Your goal
Give the listing below again in full, exactly as written.

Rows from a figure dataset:
────────────────────

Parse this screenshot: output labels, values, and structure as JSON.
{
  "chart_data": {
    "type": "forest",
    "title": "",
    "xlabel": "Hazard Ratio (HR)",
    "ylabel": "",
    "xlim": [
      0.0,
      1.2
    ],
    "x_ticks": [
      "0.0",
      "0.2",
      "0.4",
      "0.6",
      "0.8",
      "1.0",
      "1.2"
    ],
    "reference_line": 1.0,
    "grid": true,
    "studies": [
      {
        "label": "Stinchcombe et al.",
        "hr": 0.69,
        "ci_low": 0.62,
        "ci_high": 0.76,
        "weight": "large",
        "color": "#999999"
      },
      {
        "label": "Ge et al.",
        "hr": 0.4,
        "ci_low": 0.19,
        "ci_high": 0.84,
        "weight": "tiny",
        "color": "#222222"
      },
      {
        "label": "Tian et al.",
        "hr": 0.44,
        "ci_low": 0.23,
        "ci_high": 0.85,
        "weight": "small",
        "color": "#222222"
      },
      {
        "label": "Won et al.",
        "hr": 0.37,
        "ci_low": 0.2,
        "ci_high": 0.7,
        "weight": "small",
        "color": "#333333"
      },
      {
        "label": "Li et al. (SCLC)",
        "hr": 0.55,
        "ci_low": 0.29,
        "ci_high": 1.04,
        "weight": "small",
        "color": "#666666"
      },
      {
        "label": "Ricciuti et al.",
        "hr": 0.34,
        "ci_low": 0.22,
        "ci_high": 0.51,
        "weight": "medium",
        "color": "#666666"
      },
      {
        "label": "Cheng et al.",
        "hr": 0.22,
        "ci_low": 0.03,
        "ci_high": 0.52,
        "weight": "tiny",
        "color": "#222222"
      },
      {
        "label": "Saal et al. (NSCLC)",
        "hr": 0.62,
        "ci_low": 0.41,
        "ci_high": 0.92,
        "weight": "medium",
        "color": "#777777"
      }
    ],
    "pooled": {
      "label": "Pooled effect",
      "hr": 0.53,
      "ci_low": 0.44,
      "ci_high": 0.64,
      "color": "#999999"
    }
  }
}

────────────────────

Final result
Parse this screenshot: output labels, values, and structure as JSON.
{
  "chart_data": {
    "type": "forest",
    "title": "",
    "xlabel": "Hazard Ratio (HR)",
    "ylabel": "",
    "xlim": [
      0.0,
      1.2
    ],
    "x_ticks": [
      "0.0",
      "0.2",
      "0.4",
      "0.6",
      "0.8",
      "1.0",
      "1.2"
    ],
    "reference_line": 1.0,
    "grid": true,
    "studies": [
      {
        "label": "Stinchcombe et al.",
        "hr": 0.69,
        "ci_low": 0.62,
        "ci_high": 0.76,
        "weight": "large",
        "color": "#999999"
      },
      {
        "label": "Ge et al.",
        "hr": 0.4,
        "ci_low": 0.19,
        "ci_high": 0.84,
        "weight": "tiny",
        "color": "#222222"
      },
      {
        "label": "Tian et al.",
        "hr": 0.44,
        "ci_low": 0.23,
        "ci_high": 0.85,
        "weight": "small",
        "color": "#222222"
      },
      {
        "label": "Won et al.",
        "hr": 0.37,
        "ci_low": 0.2,
        "ci_high": 0.7,
        "weight": "small",
        "color": "#333333"
      },
      {
        "label": "Li et al. (SCLC)",
        "hr": 0.55,
        "ci_low": 0.29,
        "ci_high": 1.04,
        "weight": "small",
        "color": "#666666"
      },
      {
        "label": "Ricciuti et al.",
        "hr": 0.34,
        "ci_low": 0.22,
        "ci_high": 0.51,
        "weight": "medium",
        "color": "#666666"
      },
      {
        "label": "Cheng et al.",
        "hr": 0.22,
        "ci_low": 0.03,
        "ci_high": 0.52,
        "weight": "tiny",
        "color": "#222222"
      },
      {
        "label": "Saal et al. (NSCLC)",
        "hr": 0.62,
        "ci_low": 0.41,
        "ci_high": 0.92,
        "weight": "medium",
        "color": "#777777"
      }
    ],
    "pooled": {
      "label": "Pooled effect",
      "hr": 0.53,
      "ci_low": 0.44,
      "ci_high": 0.64,
      "color": "#999999"
    }
  }
}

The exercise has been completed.